Problem details:
Transcribe the listing in full, excluding any pictures.

Excerpted data:
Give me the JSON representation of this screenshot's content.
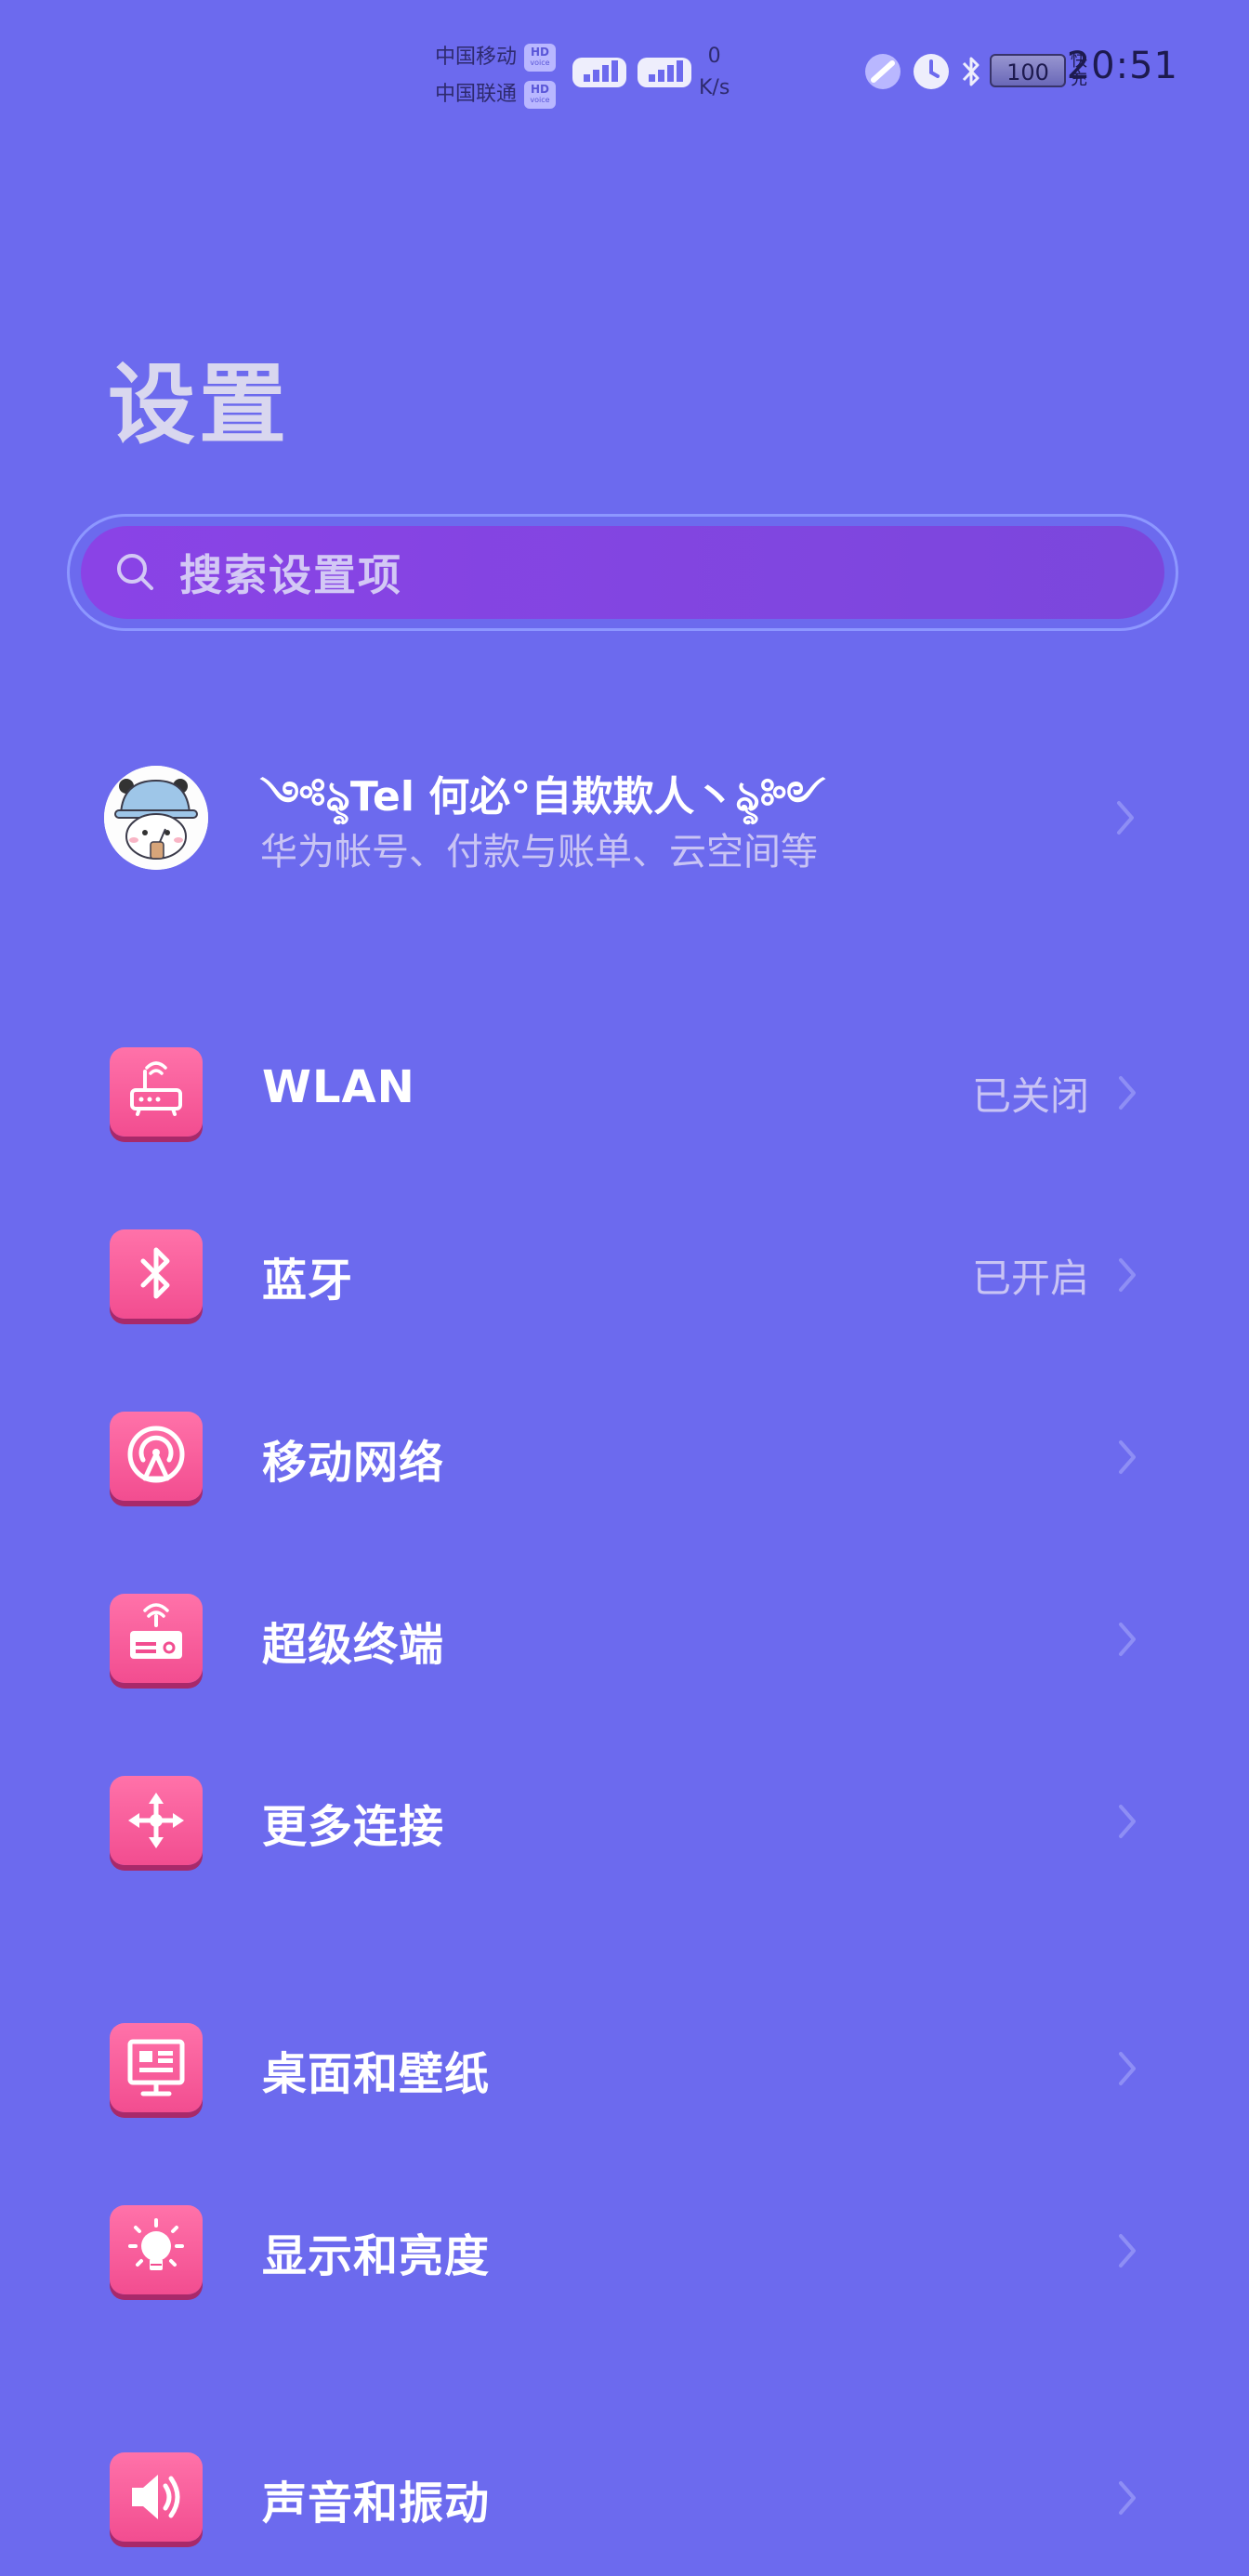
{
  "status_bar": {
    "carrier1": "中国移动",
    "carrier2": "中国联通",
    "hd_label": "HD",
    "hd_sub": "voice",
    "net_speed_value": "0",
    "net_speed_unit": "K/s",
    "battery": "100",
    "charge_label": "快充",
    "time": "20:51"
  },
  "page": {
    "title": "设置"
  },
  "search": {
    "placeholder": "搜索设置项"
  },
  "account": {
    "name": "༺ৡTel 何必°自欺欺人丶ৡ༻",
    "subtitle": "华为帐号、付款与账单、云空间等"
  },
  "settings": [
    {
      "label": "WLAN",
      "value": "已关闭",
      "icon": "router-icon"
    },
    {
      "label": "蓝牙",
      "value": "已开启",
      "icon": "bluetooth-icon"
    },
    {
      "label": "移动网络",
      "value": "",
      "icon": "antenna-icon"
    },
    {
      "label": "超级终端",
      "value": "",
      "icon": "super-device-icon"
    },
    {
      "label": "更多连接",
      "value": "",
      "icon": "move-arrows-icon"
    },
    {
      "label": "桌面和壁纸",
      "value": "",
      "icon": "desktop-icon"
    },
    {
      "label": "显示和亮度",
      "value": "",
      "icon": "bulb-icon"
    },
    {
      "label": "声音和振动",
      "value": "",
      "icon": "speaker-icon"
    }
  ],
  "colors": {
    "background": "#6c6aee",
    "icon_bg": "#f24d90",
    "search_bg": "#8a43e6"
  }
}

Written solution:
Give me the JSON representation of this screenshot's content.
{
  "status_bar": {
    "carrier1": "中国移动",
    "carrier2": "中国联通",
    "hd_label": "HD",
    "hd_sub": "voice",
    "net_speed_value": "0",
    "net_speed_unit": "K/s",
    "battery": "100",
    "charge_label": "快充",
    "time": "20:51"
  },
  "page": {
    "title": "设置"
  },
  "search": {
    "placeholder": "搜索设置项"
  },
  "account": {
    "name": "༺ৡTel 何必°自欺欺人丶ৡ༻",
    "subtitle": "华为帐号、付款与账单、云空间等"
  },
  "settings": [
    {
      "label": "WLAN",
      "value": "已关闭",
      "icon": "router-icon"
    },
    {
      "label": "蓝牙",
      "value": "已开启",
      "icon": "bluetooth-icon"
    },
    {
      "label": "移动网络",
      "value": "",
      "icon": "antenna-icon"
    },
    {
      "label": "超级终端",
      "value": "",
      "icon": "super-device-icon"
    },
    {
      "label": "更多连接",
      "value": "",
      "icon": "move-arrows-icon"
    },
    {
      "label": "桌面和壁纸",
      "value": "",
      "icon": "desktop-icon"
    },
    {
      "label": "显示和亮度",
      "value": "",
      "icon": "bulb-icon"
    },
    {
      "label": "声音和振动",
      "value": "",
      "icon": "speaker-icon"
    }
  ],
  "colors": {
    "background": "#6c6aee",
    "icon_bg": "#f24d90",
    "search_bg": "#8a43e6"
  }
}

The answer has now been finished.